_Dataset records_.
——————————

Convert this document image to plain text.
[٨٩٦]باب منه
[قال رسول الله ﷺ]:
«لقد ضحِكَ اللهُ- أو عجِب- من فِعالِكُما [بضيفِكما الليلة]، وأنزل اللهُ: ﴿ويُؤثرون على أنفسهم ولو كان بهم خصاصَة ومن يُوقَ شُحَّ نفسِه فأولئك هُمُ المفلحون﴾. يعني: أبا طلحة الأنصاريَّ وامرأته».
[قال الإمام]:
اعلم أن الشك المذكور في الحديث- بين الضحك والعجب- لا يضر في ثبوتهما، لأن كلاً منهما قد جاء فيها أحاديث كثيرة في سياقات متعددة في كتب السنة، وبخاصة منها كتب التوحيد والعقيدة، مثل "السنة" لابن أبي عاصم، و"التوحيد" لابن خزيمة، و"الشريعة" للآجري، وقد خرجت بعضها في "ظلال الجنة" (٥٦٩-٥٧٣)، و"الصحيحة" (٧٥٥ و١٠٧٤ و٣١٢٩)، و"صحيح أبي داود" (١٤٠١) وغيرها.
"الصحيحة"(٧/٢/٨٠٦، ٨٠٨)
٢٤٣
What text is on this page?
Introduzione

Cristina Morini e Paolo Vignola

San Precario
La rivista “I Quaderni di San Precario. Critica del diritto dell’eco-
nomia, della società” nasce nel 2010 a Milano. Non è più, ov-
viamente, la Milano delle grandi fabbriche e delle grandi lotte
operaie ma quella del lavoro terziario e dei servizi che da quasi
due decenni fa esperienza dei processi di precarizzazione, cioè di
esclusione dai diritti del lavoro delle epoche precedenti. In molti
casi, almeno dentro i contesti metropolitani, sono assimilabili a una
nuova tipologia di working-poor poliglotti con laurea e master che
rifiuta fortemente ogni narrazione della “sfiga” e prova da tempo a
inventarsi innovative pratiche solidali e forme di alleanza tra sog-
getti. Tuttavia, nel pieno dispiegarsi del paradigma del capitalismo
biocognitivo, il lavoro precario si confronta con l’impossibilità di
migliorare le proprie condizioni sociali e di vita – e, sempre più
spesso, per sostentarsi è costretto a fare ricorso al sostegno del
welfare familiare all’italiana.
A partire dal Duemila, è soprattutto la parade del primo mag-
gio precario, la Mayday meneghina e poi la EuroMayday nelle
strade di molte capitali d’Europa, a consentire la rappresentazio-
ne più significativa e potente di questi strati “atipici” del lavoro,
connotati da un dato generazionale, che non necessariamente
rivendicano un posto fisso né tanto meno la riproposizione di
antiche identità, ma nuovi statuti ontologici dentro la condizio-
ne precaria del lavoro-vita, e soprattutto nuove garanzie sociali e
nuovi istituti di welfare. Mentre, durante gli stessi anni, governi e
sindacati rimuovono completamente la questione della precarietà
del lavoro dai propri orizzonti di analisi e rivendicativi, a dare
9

——————————

_TO DO_. Reproduce all the data word for word.

_RESULT FOR THIS EXERCISE_.
Convert this document image to plain text.
[٨٩٦]باب منه
[قال رسول الله ﷺ]:
«لقد ضحِكَ اللهُ- أو عجِب- من فِعالِكُما [بضيفِكما الليلة]، وأنزل اللهُ: ﴿ويُؤثرون على أنفسهم ولو كان بهم خصاصَة ومن يُوقَ شُحَّ نفسِه فأولئك هُمُ المفلحون﴾. يعني: أبا طلحة الأنصاريَّ وامرأته».
[قال الإمام]:
اعلم أن الشك المذكور في الحديث- بين الضحك والعجب- لا يضر في ثبوتهما، لأن كلاً منهما قد جاء فيها أحاديث كثيرة في سياقات متعددة في كتب السنة، وبخاصة منها كتب التوحيد والعقيدة، مثل "السنة" لابن أبي عاصم، و"التوحيد" لابن خزيمة، و"الشريعة" للآجري، وقد خرجت بعضها في "ظلال الجنة" (٥٦٩-٥٧٣)، و"الصحيحة" (٧٥٥ و١٠٧٤ و٣١٢٩)، و"صحيح أبي داود" (١٤٠١) وغيرها.
"الصحيحة"(٧/٢/٨٠٦، ٨٠٨)
٢٤٣
What text is on this page?
Introduzione

Cristina Morini e Paolo Vignola

San Precario
La rivista “I Quaderni di San Precario. Critica del diritto dell’eco-
nomia, della società” nasce nel 2010 a Milano. Non è più, ov-
viamente, la Milano delle grandi fabbriche e delle grandi lotte
operaie ma quella del lavoro terziario e dei servizi che da quasi
due decenni fa esperienza dei processi di precarizzazione, cioè di
esclusione dai diritti del lavoro delle epoche precedenti. In molti
casi, almeno dentro i contesti metropolitani, sono assimilabili a una
nuova tipologia di working-poor poliglotti con laurea e master che
rifiuta fortemente ogni narrazione della “sfiga” e prova da tempo a
inventarsi innovative pratiche solidali e forme di alleanza tra sog-
getti. Tuttavia, nel pieno dispiegarsi del paradigma del capitalismo
biocognitivo, il lavoro precario si confronta con l’impossibilità di
migliorare le proprie condizioni sociali e di vita – e, sempre più
spesso, per sostentarsi è costretto a fare ricorso al sostegno del
welfare familiare all’italiana.
A partire dal Duemila, è soprattutto la parade del primo mag-
gio precario, la Mayday meneghina e poi la EuroMayday nelle
strade di molte capitali d’Europa, a consentire la rappresentazio-
ne più significativa e potente di questi strati “atipici” del lavoro,
connotati da un dato generazionale, che non necessariamente
rivendicano un posto fisso né tanto meno la riproposizione di
antiche identità, ma nuovi statuti ontologici dentro la condizio-
ne precaria del lavoro-vita, e soprattutto nuove garanzie sociali e
nuovi istituti di welfare. Mentre, durante gli stessi anni, governi e
sindacati rimuovono completamente la questione della precarietà
del lavoro dai propri orizzonti di analisi e rivendicativi, a dare
9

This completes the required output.